• **Written task**
Search the data below for the word "text" and copy each line that holds it.

— start of Record excerpts —

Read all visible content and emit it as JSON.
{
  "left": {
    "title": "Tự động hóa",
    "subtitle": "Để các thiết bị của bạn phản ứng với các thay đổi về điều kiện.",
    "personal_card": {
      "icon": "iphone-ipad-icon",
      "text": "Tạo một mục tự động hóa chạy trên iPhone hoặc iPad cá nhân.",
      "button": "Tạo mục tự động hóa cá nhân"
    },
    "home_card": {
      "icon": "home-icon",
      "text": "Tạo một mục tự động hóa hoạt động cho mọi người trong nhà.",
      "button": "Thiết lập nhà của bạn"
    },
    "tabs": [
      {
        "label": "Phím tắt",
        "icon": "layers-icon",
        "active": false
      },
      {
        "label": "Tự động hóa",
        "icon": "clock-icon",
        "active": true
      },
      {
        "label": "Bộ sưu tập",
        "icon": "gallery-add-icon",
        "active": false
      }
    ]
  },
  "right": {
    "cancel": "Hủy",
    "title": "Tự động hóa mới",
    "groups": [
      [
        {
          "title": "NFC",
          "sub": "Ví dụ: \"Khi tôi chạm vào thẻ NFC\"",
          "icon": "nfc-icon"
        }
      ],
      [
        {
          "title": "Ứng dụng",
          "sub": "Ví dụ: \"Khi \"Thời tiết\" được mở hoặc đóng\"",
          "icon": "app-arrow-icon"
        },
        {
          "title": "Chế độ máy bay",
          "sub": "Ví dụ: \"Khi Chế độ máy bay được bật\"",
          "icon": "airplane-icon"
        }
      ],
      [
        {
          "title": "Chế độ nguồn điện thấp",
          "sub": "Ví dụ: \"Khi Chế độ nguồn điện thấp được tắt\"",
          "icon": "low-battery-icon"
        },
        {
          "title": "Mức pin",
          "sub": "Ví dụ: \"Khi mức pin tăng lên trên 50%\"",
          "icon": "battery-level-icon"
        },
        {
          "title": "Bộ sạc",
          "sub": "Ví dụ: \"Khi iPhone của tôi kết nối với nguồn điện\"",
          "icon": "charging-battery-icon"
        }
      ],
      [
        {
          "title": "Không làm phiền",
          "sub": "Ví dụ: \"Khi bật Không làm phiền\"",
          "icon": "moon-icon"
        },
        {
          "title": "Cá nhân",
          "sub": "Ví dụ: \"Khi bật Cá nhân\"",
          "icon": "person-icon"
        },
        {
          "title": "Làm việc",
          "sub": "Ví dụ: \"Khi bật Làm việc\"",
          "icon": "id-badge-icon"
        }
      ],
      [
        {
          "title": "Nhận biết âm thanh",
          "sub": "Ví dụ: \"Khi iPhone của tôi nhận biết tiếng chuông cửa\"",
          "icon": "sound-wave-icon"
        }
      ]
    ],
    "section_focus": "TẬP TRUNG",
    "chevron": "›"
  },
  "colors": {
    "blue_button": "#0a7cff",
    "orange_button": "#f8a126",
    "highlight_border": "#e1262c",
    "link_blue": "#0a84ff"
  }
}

— end of Record excerpts —

• **Right answer**
      "text": "Tạo một mục tự động hóa chạy trên iPhone hoặc iPad cá nhân.",
      "text": "Tạo một mục tự động hóa hoạt động cho mọi người trong nhà.",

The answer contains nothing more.